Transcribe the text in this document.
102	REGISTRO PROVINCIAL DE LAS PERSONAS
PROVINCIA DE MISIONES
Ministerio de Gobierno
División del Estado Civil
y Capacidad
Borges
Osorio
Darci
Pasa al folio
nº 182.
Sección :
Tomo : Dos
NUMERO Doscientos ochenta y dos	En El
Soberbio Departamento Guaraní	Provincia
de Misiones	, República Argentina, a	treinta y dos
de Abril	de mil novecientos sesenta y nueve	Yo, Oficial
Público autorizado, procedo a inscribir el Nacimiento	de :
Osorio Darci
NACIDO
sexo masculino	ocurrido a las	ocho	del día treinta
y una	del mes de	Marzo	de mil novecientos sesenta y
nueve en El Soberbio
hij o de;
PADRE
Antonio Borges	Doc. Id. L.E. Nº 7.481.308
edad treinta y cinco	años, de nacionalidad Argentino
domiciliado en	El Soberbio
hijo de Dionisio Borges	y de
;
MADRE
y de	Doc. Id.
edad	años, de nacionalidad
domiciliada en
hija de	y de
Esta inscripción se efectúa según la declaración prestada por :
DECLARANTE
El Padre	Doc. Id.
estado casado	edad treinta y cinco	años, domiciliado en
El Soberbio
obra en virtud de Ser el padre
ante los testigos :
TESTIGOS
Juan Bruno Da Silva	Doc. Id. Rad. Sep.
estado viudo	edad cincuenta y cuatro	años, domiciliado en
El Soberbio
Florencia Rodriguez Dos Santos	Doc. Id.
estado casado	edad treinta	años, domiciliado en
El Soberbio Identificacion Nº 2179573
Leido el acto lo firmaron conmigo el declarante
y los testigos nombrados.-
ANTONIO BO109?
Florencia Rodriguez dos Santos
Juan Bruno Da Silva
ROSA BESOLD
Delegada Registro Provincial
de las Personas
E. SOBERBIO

---------------

**Exercise prompt**
The listing above should be transcribed in full, exactly as written.

**Written response**
Transcribe the text in this document.
102	REGISTRO PROVINCIAL DE LAS PERSONAS
PROVINCIA DE MISIONES
Ministerio de Gobierno
División del Estado Civil
y Capacidad
Borges
Osorio
Darci
Pasa al folio
nº 182.
Sección :
Tomo : Dos
NUMERO Doscientos ochenta y dos	En El
Soberbio Departamento Guaraní	Provincia
de Misiones	, República Argentina, a	treinta y dos
de Abril	de mil novecientos sesenta y nueve	Yo, Oficial
Público autorizado, procedo a inscribir el Nacimiento	de :
Osorio Darci
NACIDO
sexo masculino	ocurrido a las	ocho	del día treinta
y una	del mes de	Marzo	de mil novecientos sesenta y
nueve en El Soberbio
hij o de;
PADRE
Antonio Borges	Doc. Id. L.E. Nº 7.481.308
edad treinta y cinco	años, de nacionalidad Argentino
domiciliado en	El Soberbio
hijo de Dionisio Borges	y de
;
MADRE
y de	Doc. Id.
edad	años, de nacionalidad
domiciliada en
hija de	y de
Esta inscripción se efectúa según la declaración prestada por :
DECLARANTE
El Padre	Doc. Id.
estado casado	edad treinta y cinco	años, domiciliado en
El Soberbio
obra en virtud de Ser el padre
ante los testigos :
TESTIGOS
Juan Bruno Da Silva	Doc. Id. Rad. Sep.
estado viudo	edad cincuenta y cuatro	años, domiciliado en
El Soberbio
Florencia Rodriguez Dos Santos	Doc. Id.
estado casado	edad treinta	años, domiciliado en
El Soberbio Identificacion Nº 2179573
Leido el acto lo firmaron conmigo el declarante
y los testigos nombrados.-
ANTONIO BO109?
Florencia Rodriguez dos Santos
Juan Bruno Da Silva
ROSA BESOLD
Delegada Registro Provincial
de las Personas
E. SOBERBIO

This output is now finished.